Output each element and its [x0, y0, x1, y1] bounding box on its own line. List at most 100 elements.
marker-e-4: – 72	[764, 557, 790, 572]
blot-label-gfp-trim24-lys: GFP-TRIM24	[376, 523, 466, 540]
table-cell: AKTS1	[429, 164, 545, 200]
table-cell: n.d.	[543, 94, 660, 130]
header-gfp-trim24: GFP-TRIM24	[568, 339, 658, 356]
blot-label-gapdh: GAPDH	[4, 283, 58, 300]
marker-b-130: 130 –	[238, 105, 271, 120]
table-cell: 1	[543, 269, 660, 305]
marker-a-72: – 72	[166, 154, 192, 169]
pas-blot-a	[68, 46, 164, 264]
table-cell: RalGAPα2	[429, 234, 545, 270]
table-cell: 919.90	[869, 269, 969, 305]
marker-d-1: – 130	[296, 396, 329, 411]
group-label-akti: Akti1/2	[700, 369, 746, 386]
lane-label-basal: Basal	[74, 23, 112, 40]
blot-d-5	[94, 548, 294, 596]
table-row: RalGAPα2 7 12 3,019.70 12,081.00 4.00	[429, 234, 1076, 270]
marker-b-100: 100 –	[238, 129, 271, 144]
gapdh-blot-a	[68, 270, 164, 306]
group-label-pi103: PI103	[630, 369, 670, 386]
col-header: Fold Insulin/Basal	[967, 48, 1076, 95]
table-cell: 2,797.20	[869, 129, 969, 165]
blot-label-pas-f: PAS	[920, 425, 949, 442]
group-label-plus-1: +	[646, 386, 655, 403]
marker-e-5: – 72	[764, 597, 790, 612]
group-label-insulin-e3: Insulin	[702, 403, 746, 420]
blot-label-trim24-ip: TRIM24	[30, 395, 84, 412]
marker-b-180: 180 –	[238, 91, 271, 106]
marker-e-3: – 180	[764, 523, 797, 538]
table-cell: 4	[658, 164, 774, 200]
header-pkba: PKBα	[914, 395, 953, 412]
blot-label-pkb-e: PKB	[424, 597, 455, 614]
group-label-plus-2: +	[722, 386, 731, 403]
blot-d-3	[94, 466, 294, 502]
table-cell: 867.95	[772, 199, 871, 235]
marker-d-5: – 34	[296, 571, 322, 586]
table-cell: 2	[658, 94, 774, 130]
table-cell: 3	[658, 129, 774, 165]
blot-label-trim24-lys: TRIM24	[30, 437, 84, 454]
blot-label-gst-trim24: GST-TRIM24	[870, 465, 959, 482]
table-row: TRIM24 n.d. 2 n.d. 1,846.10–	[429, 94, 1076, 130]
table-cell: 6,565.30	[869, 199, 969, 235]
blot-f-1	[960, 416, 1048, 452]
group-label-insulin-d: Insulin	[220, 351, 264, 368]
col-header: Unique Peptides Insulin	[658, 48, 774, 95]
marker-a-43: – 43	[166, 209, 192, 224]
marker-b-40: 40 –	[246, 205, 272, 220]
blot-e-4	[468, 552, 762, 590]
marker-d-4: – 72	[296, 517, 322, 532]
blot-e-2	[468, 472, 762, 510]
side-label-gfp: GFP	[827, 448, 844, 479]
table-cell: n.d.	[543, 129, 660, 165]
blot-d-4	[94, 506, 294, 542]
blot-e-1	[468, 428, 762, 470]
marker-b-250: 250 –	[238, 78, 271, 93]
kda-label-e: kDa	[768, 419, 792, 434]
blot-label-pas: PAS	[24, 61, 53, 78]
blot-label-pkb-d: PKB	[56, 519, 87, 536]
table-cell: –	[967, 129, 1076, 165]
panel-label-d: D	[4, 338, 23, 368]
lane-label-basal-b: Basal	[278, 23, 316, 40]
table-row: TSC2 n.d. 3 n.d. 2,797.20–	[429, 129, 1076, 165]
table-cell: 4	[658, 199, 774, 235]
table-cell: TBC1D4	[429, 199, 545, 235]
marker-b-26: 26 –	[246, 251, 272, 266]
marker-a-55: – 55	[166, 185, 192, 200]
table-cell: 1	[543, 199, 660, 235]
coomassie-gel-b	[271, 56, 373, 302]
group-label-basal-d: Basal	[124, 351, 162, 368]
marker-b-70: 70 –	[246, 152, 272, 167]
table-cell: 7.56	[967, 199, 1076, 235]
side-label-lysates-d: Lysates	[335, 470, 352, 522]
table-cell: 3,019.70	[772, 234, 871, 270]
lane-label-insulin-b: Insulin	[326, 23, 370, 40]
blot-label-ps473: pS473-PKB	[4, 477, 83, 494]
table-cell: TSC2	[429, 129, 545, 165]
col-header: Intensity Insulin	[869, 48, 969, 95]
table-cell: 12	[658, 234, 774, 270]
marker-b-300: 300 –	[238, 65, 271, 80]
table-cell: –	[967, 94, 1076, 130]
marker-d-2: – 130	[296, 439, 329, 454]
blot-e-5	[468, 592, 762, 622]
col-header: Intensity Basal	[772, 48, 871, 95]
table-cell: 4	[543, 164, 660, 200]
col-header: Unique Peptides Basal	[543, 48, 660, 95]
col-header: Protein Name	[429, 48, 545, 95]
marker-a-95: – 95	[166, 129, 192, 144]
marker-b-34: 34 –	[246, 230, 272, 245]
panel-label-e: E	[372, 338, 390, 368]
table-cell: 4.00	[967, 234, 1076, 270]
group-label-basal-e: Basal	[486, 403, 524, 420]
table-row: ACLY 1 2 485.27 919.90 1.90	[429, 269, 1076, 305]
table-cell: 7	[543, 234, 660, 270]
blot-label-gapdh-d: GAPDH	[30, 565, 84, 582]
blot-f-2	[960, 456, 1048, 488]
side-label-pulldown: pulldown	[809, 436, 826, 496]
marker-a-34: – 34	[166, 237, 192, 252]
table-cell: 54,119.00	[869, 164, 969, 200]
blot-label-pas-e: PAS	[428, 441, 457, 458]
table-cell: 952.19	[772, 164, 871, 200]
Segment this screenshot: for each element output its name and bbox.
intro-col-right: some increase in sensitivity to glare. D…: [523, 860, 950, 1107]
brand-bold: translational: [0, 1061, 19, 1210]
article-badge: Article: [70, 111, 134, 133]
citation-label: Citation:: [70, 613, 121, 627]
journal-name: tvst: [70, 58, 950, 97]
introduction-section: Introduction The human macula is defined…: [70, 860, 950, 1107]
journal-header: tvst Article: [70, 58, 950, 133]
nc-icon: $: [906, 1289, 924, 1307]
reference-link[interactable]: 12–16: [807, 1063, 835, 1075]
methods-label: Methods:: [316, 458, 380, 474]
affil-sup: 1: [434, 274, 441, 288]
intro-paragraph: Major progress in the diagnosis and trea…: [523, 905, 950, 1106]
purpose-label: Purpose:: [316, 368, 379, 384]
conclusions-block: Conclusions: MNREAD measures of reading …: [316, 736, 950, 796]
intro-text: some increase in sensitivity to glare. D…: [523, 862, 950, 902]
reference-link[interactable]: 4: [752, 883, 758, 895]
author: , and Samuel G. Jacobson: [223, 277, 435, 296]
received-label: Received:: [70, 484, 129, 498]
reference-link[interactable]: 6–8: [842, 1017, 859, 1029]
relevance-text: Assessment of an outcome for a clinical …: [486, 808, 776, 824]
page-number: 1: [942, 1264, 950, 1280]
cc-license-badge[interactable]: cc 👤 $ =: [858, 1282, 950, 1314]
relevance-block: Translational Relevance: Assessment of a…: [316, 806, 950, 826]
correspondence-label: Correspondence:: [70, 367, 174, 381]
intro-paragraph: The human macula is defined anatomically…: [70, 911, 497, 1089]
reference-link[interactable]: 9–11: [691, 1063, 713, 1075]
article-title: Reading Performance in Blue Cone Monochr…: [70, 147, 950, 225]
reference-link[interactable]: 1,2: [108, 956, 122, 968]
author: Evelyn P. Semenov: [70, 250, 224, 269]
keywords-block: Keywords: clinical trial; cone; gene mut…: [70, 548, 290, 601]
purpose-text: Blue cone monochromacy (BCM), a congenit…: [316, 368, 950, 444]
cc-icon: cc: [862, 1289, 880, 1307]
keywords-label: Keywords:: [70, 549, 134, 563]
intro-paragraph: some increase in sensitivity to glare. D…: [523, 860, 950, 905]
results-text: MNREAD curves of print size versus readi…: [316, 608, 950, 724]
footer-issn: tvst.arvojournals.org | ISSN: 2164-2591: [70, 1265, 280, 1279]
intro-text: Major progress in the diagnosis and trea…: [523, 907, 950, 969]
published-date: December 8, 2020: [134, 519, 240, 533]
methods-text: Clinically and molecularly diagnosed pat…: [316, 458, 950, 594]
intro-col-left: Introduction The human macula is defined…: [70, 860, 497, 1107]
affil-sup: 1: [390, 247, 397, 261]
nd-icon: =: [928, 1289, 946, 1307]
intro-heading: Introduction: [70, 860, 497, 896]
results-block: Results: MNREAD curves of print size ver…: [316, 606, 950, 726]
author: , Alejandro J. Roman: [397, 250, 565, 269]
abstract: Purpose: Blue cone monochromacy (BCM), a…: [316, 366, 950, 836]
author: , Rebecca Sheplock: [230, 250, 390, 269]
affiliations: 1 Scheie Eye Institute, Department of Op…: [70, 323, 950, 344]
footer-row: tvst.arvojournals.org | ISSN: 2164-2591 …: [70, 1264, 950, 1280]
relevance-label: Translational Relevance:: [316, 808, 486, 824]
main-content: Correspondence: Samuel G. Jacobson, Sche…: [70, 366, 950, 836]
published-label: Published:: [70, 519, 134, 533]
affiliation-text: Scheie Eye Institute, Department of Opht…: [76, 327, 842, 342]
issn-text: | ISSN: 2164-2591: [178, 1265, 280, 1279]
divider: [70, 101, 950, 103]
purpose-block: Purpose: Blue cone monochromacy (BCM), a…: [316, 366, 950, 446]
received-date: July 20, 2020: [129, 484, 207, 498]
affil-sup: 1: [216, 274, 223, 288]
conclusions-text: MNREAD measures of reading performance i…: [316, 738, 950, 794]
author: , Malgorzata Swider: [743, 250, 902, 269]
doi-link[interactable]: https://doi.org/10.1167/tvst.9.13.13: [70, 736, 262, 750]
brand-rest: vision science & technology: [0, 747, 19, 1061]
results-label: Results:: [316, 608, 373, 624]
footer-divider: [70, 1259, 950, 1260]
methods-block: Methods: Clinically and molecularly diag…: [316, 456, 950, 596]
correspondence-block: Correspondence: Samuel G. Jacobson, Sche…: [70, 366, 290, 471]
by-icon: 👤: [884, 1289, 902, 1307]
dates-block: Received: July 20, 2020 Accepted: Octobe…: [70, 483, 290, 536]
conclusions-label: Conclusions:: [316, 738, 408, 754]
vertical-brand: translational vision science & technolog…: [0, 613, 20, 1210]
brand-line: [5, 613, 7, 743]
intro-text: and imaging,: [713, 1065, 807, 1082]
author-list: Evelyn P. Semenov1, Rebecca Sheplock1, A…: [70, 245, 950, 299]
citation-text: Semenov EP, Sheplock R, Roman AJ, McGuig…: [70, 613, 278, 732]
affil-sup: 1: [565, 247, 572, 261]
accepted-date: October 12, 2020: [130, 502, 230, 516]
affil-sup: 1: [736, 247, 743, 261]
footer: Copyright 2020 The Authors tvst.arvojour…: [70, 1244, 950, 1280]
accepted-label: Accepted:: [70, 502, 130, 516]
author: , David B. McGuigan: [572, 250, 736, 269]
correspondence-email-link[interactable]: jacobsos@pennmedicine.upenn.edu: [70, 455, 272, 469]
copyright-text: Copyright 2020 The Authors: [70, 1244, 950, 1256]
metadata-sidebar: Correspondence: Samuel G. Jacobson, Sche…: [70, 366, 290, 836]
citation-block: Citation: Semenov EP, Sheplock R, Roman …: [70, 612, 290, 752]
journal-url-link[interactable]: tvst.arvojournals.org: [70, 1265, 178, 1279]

□ □ □ □

> _What you need to do_:
Pull out all lines from the entries above that include the word "Scheie".

> _Expected answer_:
affiliations: 1 Scheie Eye Institute, Department of Op…: [70, 323, 950, 344]
affiliation-text: Scheie Eye Institute, Department of Opht…: [76, 327, 842, 342]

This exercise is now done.